# GOAL OF THE EXERCISE
Keep only the lines of the listing that include the word "free", and copy them.

# MATERIAL
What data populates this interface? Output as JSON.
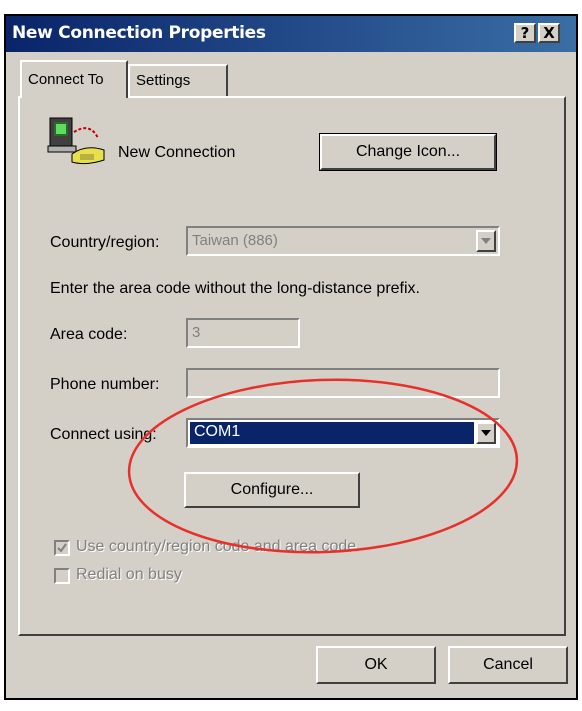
{
  "window": {
    "title": "New Connection Properties",
    "help_label": "?",
    "close_label": "X"
  },
  "tabs": [
    {
      "label": "Connect To"
    },
    {
      "label": "Settings"
    }
  ],
  "connection": {
    "name": "New Connection",
    "change_icon_label": "Change Icon..."
  },
  "country": {
    "label": "Country/region:",
    "value": "Taiwan (886)"
  },
  "instruction": "Enter the area code without the long-distance prefix.",
  "area_code": {
    "label": "Area code:",
    "value": "3"
  },
  "phone": {
    "label": "Phone number:",
    "value": ""
  },
  "connect_using": {
    "label": "Connect using:",
    "value": "COM1"
  },
  "configure_label": "Configure...",
  "checkboxes": [
    {
      "label": "Use country/region code and area code",
      "checked": true
    },
    {
      "label": "Redial on busy",
      "checked": false
    }
  ],
  "footer": {
    "ok_label": "OK",
    "cancel_label": "Cancel"
  },
  "colors": {
    "highlight": "#0a246a",
    "annotation": "#e8302a"
  }
}
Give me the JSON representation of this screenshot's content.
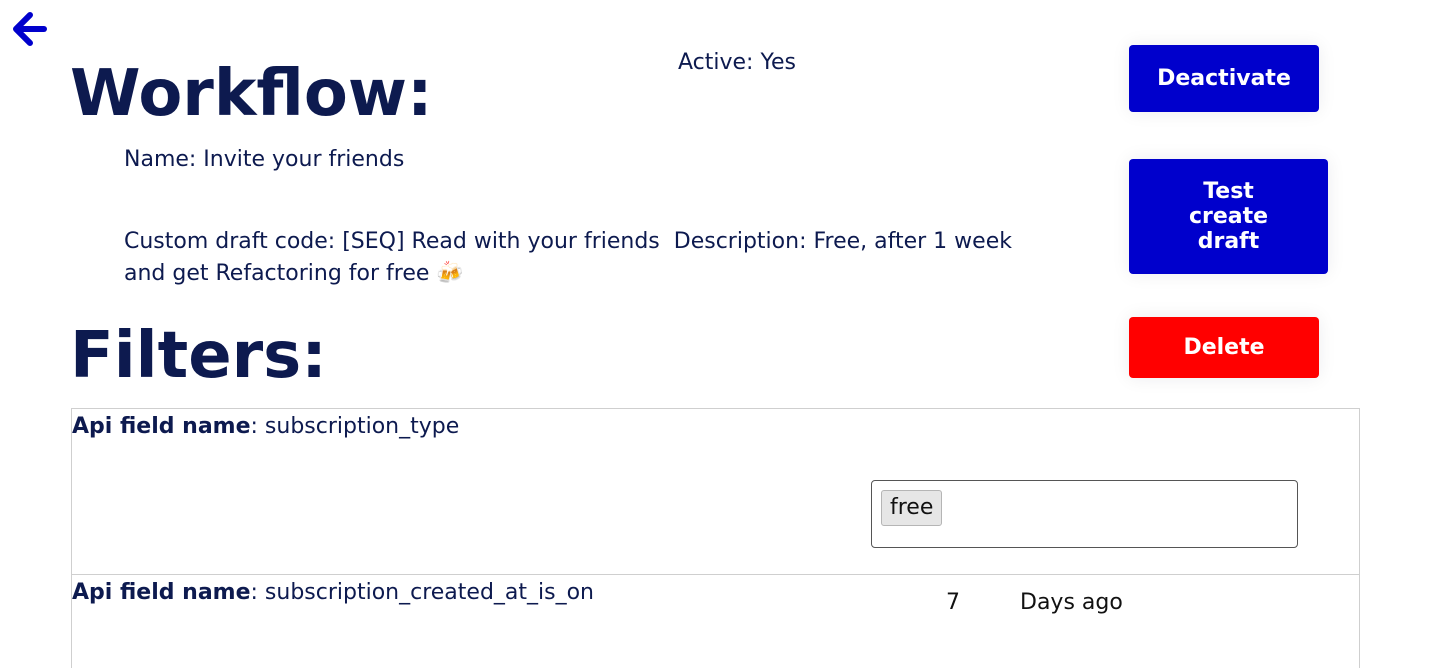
{
  "nav": {
    "back_icon": "arrow-left-icon",
    "back_color": "#0000cc"
  },
  "workflow": {
    "heading": "Workflow:",
    "active_text": "Active: Yes",
    "name_text": "Name: Invite your friends",
    "custom_draft_text": "Custom draft code: [SEQ] Read with your friends",
    "description_text": "Description: Free, after 1 week and get Refactoring for free 🍻"
  },
  "actions": {
    "deactivate_label": "Deactivate",
    "test_create_draft_label": "Test create draft",
    "delete_label": "Delete",
    "primary_color": "#0000cc",
    "danger_color": "#ff0000"
  },
  "filters": {
    "heading": "Filters:",
    "rows": [
      {
        "field_key_label": "Api field name",
        "field_value": ": subscription_type",
        "tags": [
          "free"
        ]
      },
      {
        "field_key_label": "Api field name",
        "field_value": ": subscription_created_at_is_on",
        "number_value": "7",
        "unit_label": "Days ago"
      }
    ]
  }
}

# SOLUTION
    "description_text": "Description: Free, after 1 week and get Refactoring for free 🍻"
          "free"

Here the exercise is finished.